Your objective: Reproduce the material word for word; the images stay out.

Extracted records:
◇ ◇ ◇
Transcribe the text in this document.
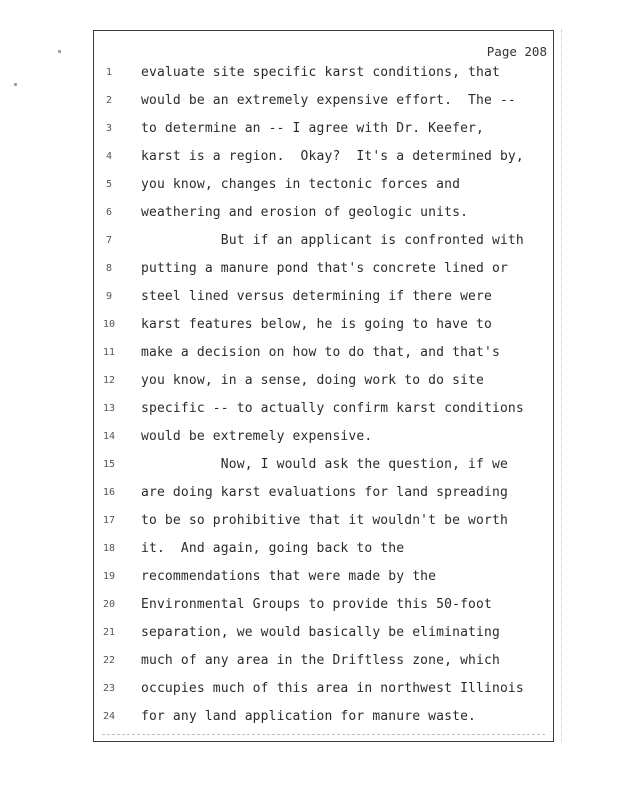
Page 208
1	evaluate site specific karst conditions, that
2	would be an extremely expensive effort.  The --
3	to determine an -- I agree with Dr. Keefer,
4	karst is a region.  Okay?  It's a determined by,
5	you know, changes in tectonic forces and
6	weathering and erosion of geologic units.
7	But if an applicant is confronted with
8	putting a manure pond that's concrete lined or
9	steel lined versus determining if there were
10 karst features below, he is going to have to
11 make a decision on how to do that, and that's
12 you know, in a sense, doing work to do site
13 specific -- to actually confirm karst conditions
14 would be extremely expensive.
15 Now, I would ask the question, if we
16 are doing karst evaluations for land spreading
17 to be so prohibitive that it wouldn't be worth
18 it.  And again, going back to the
19 recommendations that were made by the
20 Environmental Groups to provide this 50-foot
21 separation, we would basically be eliminating
22 much of any area in the Driftless zone, which
23 occupies much of this area in northwest Illinois
24 for any land application for manure waste.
◇ ◇ ◇
Reply:
Transcribe the text in this document.
Page 208
1	evaluate site specific karst conditions, that
2	would be an extremely expensive effort.  The --
3	to determine an -- I agree with Dr. Keefer,
4	karst is a region.  Okay?  It's a determined by,
5	you know, changes in tectonic forces and
6	weathering and erosion of geologic units.
7	But if an applicant is confronted with
8	putting a manure pond that's concrete lined or
9	steel lined versus determining if there were
10 karst features below, he is going to have to
11 make a decision on how to do that, and that's
12 you know, in a sense, doing work to do site
13 specific -- to actually confirm karst conditions
14 would be extremely expensive.
15 Now, I would ask the question, if we
16 are doing karst evaluations for land spreading
17 to be so prohibitive that it wouldn't be worth
18 it.  And again, going back to the
19 recommendations that were made by the
20 Environmental Groups to provide this 50-foot
21 separation, we would basically be eliminating
22 much of any area in the Driftless zone, which
23 occupies much of this area in northwest Illinois
24 for any land application for manure waste.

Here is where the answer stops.